* **Problem to solve**
Copy out every line of the data exactly.

* **Extracted entries**
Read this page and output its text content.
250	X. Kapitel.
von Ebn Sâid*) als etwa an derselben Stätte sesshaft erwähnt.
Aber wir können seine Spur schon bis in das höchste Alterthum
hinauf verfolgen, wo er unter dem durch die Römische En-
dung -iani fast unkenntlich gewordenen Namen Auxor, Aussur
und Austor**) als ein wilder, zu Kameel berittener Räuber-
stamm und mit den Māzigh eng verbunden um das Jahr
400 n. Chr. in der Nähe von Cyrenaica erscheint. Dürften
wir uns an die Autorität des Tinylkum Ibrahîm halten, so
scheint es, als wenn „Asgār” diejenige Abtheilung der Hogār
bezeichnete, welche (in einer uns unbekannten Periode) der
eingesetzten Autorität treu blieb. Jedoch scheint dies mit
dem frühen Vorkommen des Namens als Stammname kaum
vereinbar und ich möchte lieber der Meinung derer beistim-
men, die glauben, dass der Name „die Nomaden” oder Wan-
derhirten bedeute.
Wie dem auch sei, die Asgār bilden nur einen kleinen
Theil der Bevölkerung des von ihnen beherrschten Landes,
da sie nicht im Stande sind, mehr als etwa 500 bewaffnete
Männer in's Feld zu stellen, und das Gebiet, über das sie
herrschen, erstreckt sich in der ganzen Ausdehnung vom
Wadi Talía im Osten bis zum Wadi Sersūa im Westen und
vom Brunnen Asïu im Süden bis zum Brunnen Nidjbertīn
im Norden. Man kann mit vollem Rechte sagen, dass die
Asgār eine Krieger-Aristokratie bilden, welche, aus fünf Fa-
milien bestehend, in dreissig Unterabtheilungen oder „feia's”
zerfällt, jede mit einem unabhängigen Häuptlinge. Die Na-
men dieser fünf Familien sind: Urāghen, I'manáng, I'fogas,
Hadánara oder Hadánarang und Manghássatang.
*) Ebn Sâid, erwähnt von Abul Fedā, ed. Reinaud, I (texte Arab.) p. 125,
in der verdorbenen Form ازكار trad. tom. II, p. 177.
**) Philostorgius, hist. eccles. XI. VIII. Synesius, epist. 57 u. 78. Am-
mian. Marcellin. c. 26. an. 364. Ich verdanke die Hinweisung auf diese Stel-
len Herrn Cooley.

* **Reply**
Read this page and output its text content.
250	X. Kapitel.
von Ebn Sâid*) als etwa an derselben Stätte sesshaft erwähnt.
Aber wir können seine Spur schon bis in das höchste Alterthum
hinauf verfolgen, wo er unter dem durch die Römische En-
dung -iani fast unkenntlich gewordenen Namen Auxor, Aussur
und Austor**) als ein wilder, zu Kameel berittener Räuber-
stamm und mit den Māzigh eng verbunden um das Jahr
400 n. Chr. in der Nähe von Cyrenaica erscheint. Dürften
wir uns an die Autorität des Tinylkum Ibrahîm halten, so
scheint es, als wenn „Asgār” diejenige Abtheilung der Hogār
bezeichnete, welche (in einer uns unbekannten Periode) der
eingesetzten Autorität treu blieb. Jedoch scheint dies mit
dem frühen Vorkommen des Namens als Stammname kaum
vereinbar und ich möchte lieber der Meinung derer beistim-
men, die glauben, dass der Name „die Nomaden” oder Wan-
derhirten bedeute.
Wie dem auch sei, die Asgār bilden nur einen kleinen
Theil der Bevölkerung des von ihnen beherrschten Landes,
da sie nicht im Stande sind, mehr als etwa 500 bewaffnete
Männer in's Feld zu stellen, und das Gebiet, über das sie
herrschen, erstreckt sich in der ganzen Ausdehnung vom
Wadi Talía im Osten bis zum Wadi Sersūa im Westen und
vom Brunnen Asïu im Süden bis zum Brunnen Nidjbertīn
im Norden. Man kann mit vollem Rechte sagen, dass die
Asgār eine Krieger-Aristokratie bilden, welche, aus fünf Fa-
milien bestehend, in dreissig Unterabtheilungen oder „feia's”
zerfällt, jede mit einem unabhängigen Häuptlinge. Die Na-
men dieser fünf Familien sind: Urāghen, I'manáng, I'fogas,
Hadánara oder Hadánarang und Manghássatang.
*) Ebn Sâid, erwähnt von Abul Fedā, ed. Reinaud, I (texte Arab.) p. 125,
in der verdorbenen Form ازكار trad. tom. II, p. 177.
**) Philostorgius, hist. eccles. XI. VIII. Synesius, epist. 57 u. 78. Am-
mian. Marcellin. c. 26. an. 364. Ich verdanke die Hinweisung auf diese Stel-
len Herrn Cooley.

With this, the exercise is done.